:: ITEMS

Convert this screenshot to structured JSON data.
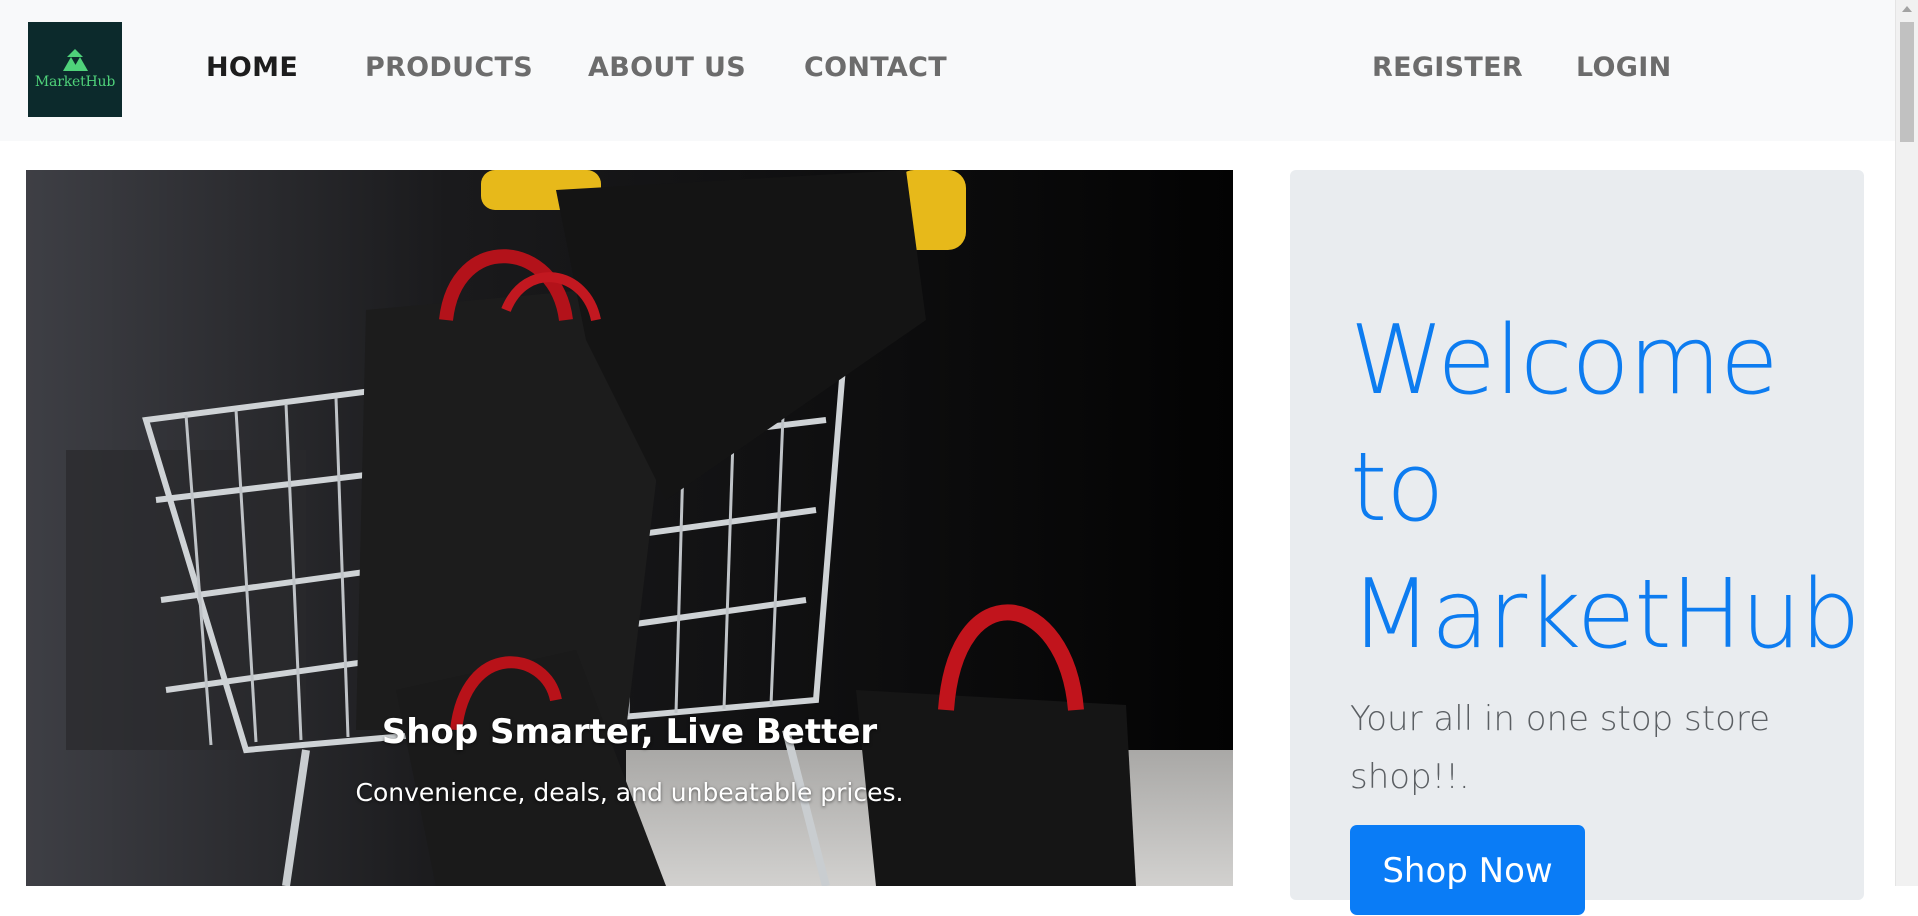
{
  "brand": {
    "logo_text": "MarketHub",
    "logo_icon": "mountain-triangle-icon",
    "accent": "#4fd27a",
    "bg": "#0c2a2c"
  },
  "nav": {
    "home": "HOME",
    "products": "PRODUCTS",
    "about": "ABOUT US",
    "contact": "CONTACT",
    "register": "REGISTER",
    "login": "LOGIN"
  },
  "hero": {
    "title": "Shop Smarter, Live Better",
    "subtitle": "Convenience, deals, and unbeatable prices."
  },
  "welcome": {
    "heading": "Welcome to MarketHub",
    "lead": "Your all in one stop store shop!!.",
    "button": "Shop Now",
    "heading_color": "#0d7cf0",
    "button_color": "#0a7cf6"
  }
}
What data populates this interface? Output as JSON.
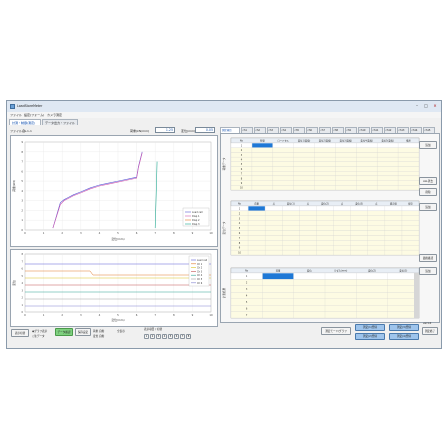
{
  "window": {
    "title": "LoadStoreMeter",
    "menu": [
      "ファイル",
      "設定(フォーム)",
      "カメラ測定"
    ],
    "tabs": [
      "計測・制御(測定)",
      "データ出力・ファイル"
    ]
  },
  "header": {
    "file_label": "ファイル名:",
    "file_value": "S-1-1",
    "field1_label": "荷重(kN/mm)",
    "field1_value": "1.25",
    "field2_label": "変位(mm)",
    "field2_value": "0.05"
  },
  "chart_top": {
    "ylabel": "荷重(kN)",
    "xlabel": "変位(mm)",
    "legend": [
      "Load cell",
      "Disp 1",
      "Disp 2",
      "Disp 3"
    ]
  },
  "chart_bottom": {
    "ylabel": "変位",
    "xlabel": "変位(mm)",
    "legend": [
      "Load cell",
      "Ch 1",
      "Ch 2",
      "Ch 3",
      "Ch 4",
      "Ch 5",
      "Ch 6"
    ]
  },
  "chart_data": [
    {
      "type": "line",
      "xlim": [
        0,
        10
      ],
      "ylim": [
        0,
        9
      ],
      "series": [
        {
          "name": "Load cell",
          "color": "#5a5ad6",
          "x": [
            1.5,
            1.7,
            1.9,
            2.1,
            2.3,
            2.6,
            3.0,
            3.5,
            4.0,
            4.5,
            5.0,
            5.5,
            6.0,
            6.1,
            6.3
          ],
          "y": [
            0.2,
            1.5,
            2.8,
            3.1,
            3.3,
            3.6,
            3.9,
            4.3,
            4.6,
            4.8,
            5.0,
            5.2,
            5.4,
            6.5,
            8.0
          ]
        },
        {
          "name": "Disp 1",
          "color": "#d05ab0",
          "x": [
            1.5,
            1.7,
            1.9,
            2.1,
            2.3,
            2.6,
            3.0,
            3.5,
            4.0,
            4.5,
            5.0,
            5.5,
            6.0,
            6.1,
            6.3
          ],
          "y": [
            0.2,
            1.4,
            2.6,
            3.0,
            3.2,
            3.5,
            3.8,
            4.2,
            4.5,
            4.7,
            4.9,
            5.1,
            5.3,
            6.4,
            7.9
          ]
        },
        {
          "name": "Disp 3",
          "color": "#22a890",
          "x": [
            7.0,
            7.05,
            7.1
          ],
          "y": [
            0.2,
            3.5,
            7.0
          ]
        }
      ]
    }
  ],
  "left_buttons": {
    "b1": "表示切替",
    "r1": "グラフ表示",
    "r2": "生データ",
    "b2": "データ確認",
    "b3": "保存設定",
    "s1": "荷重 自動",
    "s2": "変位 自動",
    "sel": "全表示",
    "box_label": "表示項目 / 切替"
  },
  "pages": [
    "1",
    "2",
    "3",
    "4",
    "5",
    "6",
    "7",
    "8"
  ],
  "right_tabs": [
    "測定項目",
    "ch1",
    "ch2",
    "ch3",
    "ch4",
    "ch5",
    "ch6",
    "ch7",
    "ch8",
    "ch9",
    "ch10",
    "ch11",
    "ch12",
    "ch13",
    "ch14",
    "ch15"
  ],
  "grid1": {
    "side": "荷重データ",
    "headers": [
      "No",
      "時間",
      "ロードセル",
      "変位1(変換)",
      "変位2(変換)",
      "変位3(変換)",
      "変位4(変換)",
      "変位5(変換)",
      "備考"
    ],
    "rows": [
      "1",
      "2",
      "3",
      "4",
      "5",
      "6",
      "7",
      "8",
      "9",
      "10"
    ]
  },
  "grid2": {
    "side": "変位データ",
    "headers": [
      "No",
      "荷重",
      "点",
      "変位(1)",
      "点",
      "変位(2)",
      "点",
      "変位(3)",
      "点",
      "補正値",
      "保存"
    ],
    "rows": [
      "1",
      "2",
      "3",
      "4",
      "5",
      "6",
      "7",
      "8",
      "9",
      "10"
    ]
  },
  "grid3": {
    "side": "計測結果",
    "headers": [
      "No",
      "荷重",
      "変位",
      "ひずみ(mm)",
      "変位(2)",
      "変位(3)"
    ],
    "rows": [
      "1",
      "2",
      "3",
      "4",
      "5",
      "6",
      "7"
    ]
  },
  "right_buttons": {
    "b1": "追加",
    "b2": "ALL消去",
    "b3": "削除",
    "b4": "追加",
    "b5": "追加",
    "b6": "最終確認",
    "b7": "追加"
  },
  "bottom_right": {
    "mode": "測定モード/グラフ",
    "r1": "測定(1)登録",
    "r2": "測定(2)登録",
    "r3": "測定(3)登録",
    "r4": "測定(4)登録",
    "end": "測定終了",
    "ver": "ver1.0"
  }
}
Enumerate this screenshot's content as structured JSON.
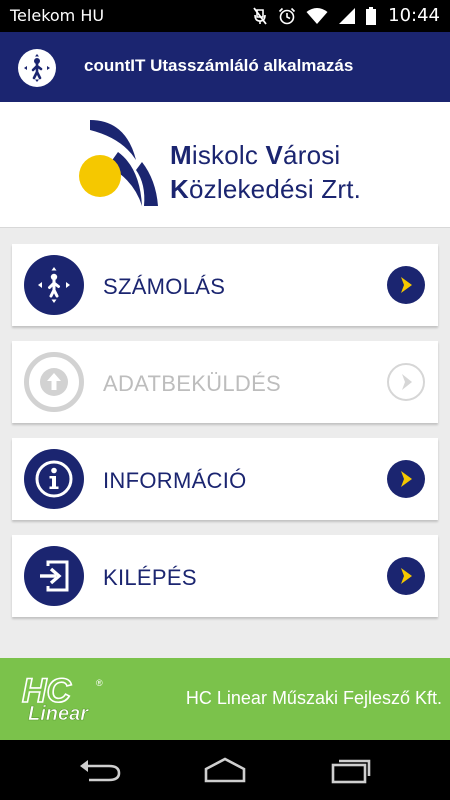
{
  "status_bar": {
    "carrier": "Telekom HU",
    "time": "10:44",
    "icons": [
      "mute-icon",
      "alarm-icon",
      "wifi-icon",
      "signal-icon",
      "battery-icon"
    ]
  },
  "app_bar": {
    "title": "countIT Utasszámláló alkalmazás",
    "logo_icon": "person-walking-icon"
  },
  "brand": {
    "line1_cap": "M",
    "line1_rest": "iskolc ",
    "line1_cap2": "V",
    "line1_rest2": "árosi",
    "line2_cap": "K",
    "line2_rest": "özlekedési Zrt.",
    "logo_color": "#1b2570",
    "sun_color": "#f5c800"
  },
  "menu": {
    "items": [
      {
        "label": "SZÁMOLÁS",
        "icon": "counting-person-icon",
        "enabled": true
      },
      {
        "label": "ADATBEKÜLDÉS",
        "icon": "upload-arrow-icon",
        "enabled": false
      },
      {
        "label": "INFORMÁCIÓ",
        "icon": "info-icon",
        "enabled": true
      },
      {
        "label": "KILÉPÉS",
        "icon": "exit-icon",
        "enabled": true
      }
    ],
    "arrow_icon": "chevron-right-icon",
    "accent_color": "#f5c800",
    "primary_color": "#1b2570"
  },
  "footer": {
    "logo_text_top": "HC",
    "logo_text_bottom": "Linear",
    "logo_reg": "®",
    "company": "HC Linear Műszaki Fejlesző Kft.",
    "color": "#7bc24b"
  },
  "nav_bar": {
    "buttons": [
      "back-icon",
      "home-icon",
      "recent-apps-icon"
    ]
  }
}
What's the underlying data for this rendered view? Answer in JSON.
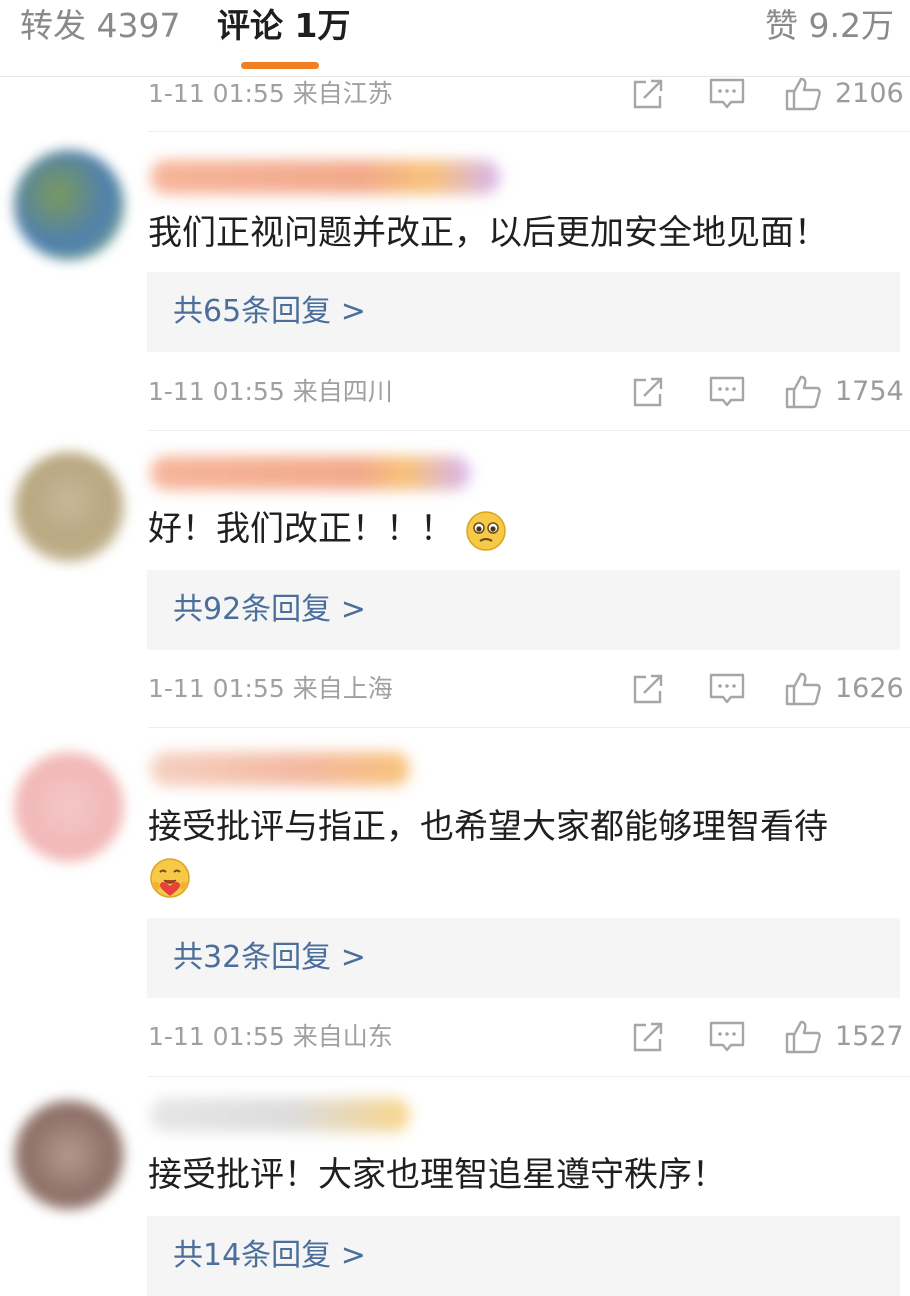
{
  "tabs": {
    "forward": "转发 4397",
    "comments": "评论 1万",
    "likes": "赞 9.2万"
  },
  "comments": [
    {
      "time": "1-11 01:55",
      "location": "来自江苏",
      "likes": "2106"
    },
    {
      "text": "我们正视问题并改正，以后更加安全地见面！",
      "replies": "共65条回复 >",
      "time": "1-11 01:55",
      "location": "来自四川",
      "likes": "1754"
    },
    {
      "text": "好！我们改正！！！",
      "emoji": "pleading-face-emoji",
      "replies": "共92条回复 >",
      "time": "1-11 01:55",
      "location": "来自上海",
      "likes": "1626"
    },
    {
      "text": "接受批评与指正，也希望大家都能够理智看待",
      "emoji": "hugging-heart-face-emoji",
      "replies": "共32条回复 >",
      "time": "1-11 01:55",
      "location": "来自山东",
      "likes": "1527"
    },
    {
      "text": "接受批评！大家也理智追星遵守秩序！",
      "replies": "共14条回复 >"
    }
  ],
  "colors": {
    "accent_underline": "#f07e22",
    "reply_link": "#4b6e9a",
    "meta_gray": "#a0a0a0",
    "reply_bg": "#f5f5f5"
  }
}
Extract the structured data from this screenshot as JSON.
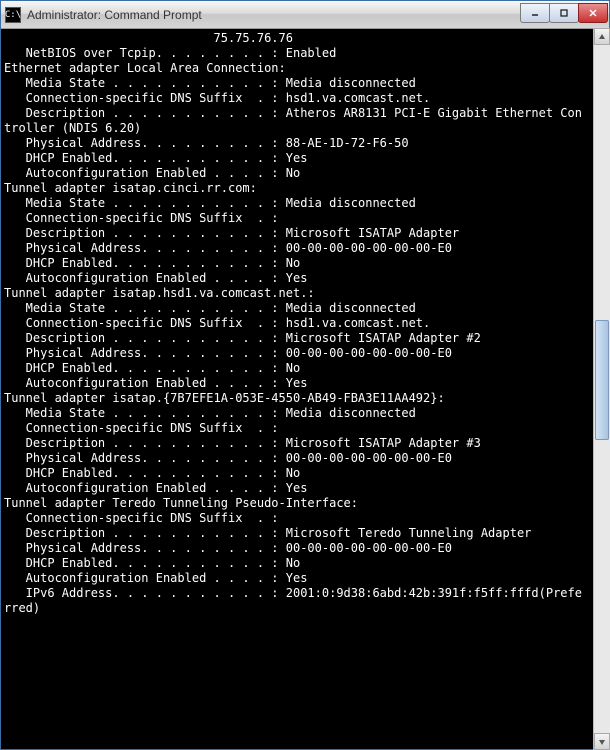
{
  "window": {
    "title": "Administrator: Command Prompt",
    "sysicon_label": "C:\\"
  },
  "lines": [
    "                             75.75.76.76",
    "   NetBIOS over Tcpip. . . . . . . . : Enabled",
    "",
    "Ethernet adapter Local Area Connection:",
    "",
    "   Media State . . . . . . . . . . . : Media disconnected",
    "   Connection-specific DNS Suffix  . : hsd1.va.comcast.net.",
    "   Description . . . . . . . . . . . : Atheros AR8131 PCI-E Gigabit Ethernet Con",
    "troller (NDIS 6.20)",
    "   Physical Address. . . . . . . . . : 88-AE-1D-72-F6-50",
    "   DHCP Enabled. . . . . . . . . . . : Yes",
    "   Autoconfiguration Enabled . . . . : No",
    "",
    "Tunnel adapter isatap.cinci.rr.com:",
    "",
    "   Media State . . . . . . . . . . . : Media disconnected",
    "   Connection-specific DNS Suffix  . :",
    "   Description . . . . . . . . . . . : Microsoft ISATAP Adapter",
    "   Physical Address. . . . . . . . . : 00-00-00-00-00-00-00-E0",
    "   DHCP Enabled. . . . . . . . . . . : No",
    "   Autoconfiguration Enabled . . . . : Yes",
    "",
    "Tunnel adapter isatap.hsd1.va.comcast.net.:",
    "",
    "   Media State . . . . . . . . . . . : Media disconnected",
    "   Connection-specific DNS Suffix  . : hsd1.va.comcast.net.",
    "   Description . . . . . . . . . . . : Microsoft ISATAP Adapter #2",
    "   Physical Address. . . . . . . . . : 00-00-00-00-00-00-00-E0",
    "   DHCP Enabled. . . . . . . . . . . : No",
    "   Autoconfiguration Enabled . . . . : Yes",
    "",
    "Tunnel adapter isatap.{7B7EFE1A-053E-4550-AB49-FBA3E11AA492}:",
    "",
    "   Media State . . . . . . . . . . . : Media disconnected",
    "   Connection-specific DNS Suffix  . :",
    "   Description . . . . . . . . . . . : Microsoft ISATAP Adapter #3",
    "   Physical Address. . . . . . . . . : 00-00-00-00-00-00-00-E0",
    "   DHCP Enabled. . . . . . . . . . . : No",
    "   Autoconfiguration Enabled . . . . : Yes",
    "",
    "Tunnel adapter Teredo Tunneling Pseudo-Interface:",
    "",
    "   Connection-specific DNS Suffix  . :",
    "   Description . . . . . . . . . . . : Microsoft Teredo Tunneling Adapter",
    "   Physical Address. . . . . . . . . : 00-00-00-00-00-00-00-E0",
    "   DHCP Enabled. . . . . . . . . . . : No",
    "   Autoconfiguration Enabled . . . . : Yes",
    "   IPv6 Address. . . . . . . . . . . : 2001:0:9d38:6abd:42b:391f:f5ff:fffd(Prefe",
    "rred)"
  ]
}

::::

WORK TO BE COMPLETED — Read through the entries and copy each line in which "Linear" appears.

WRITTEN ANSWER —
    "logo_text_bottom": "Linear",
    "company": "HC Linear Műszaki Fejlesző Kft.",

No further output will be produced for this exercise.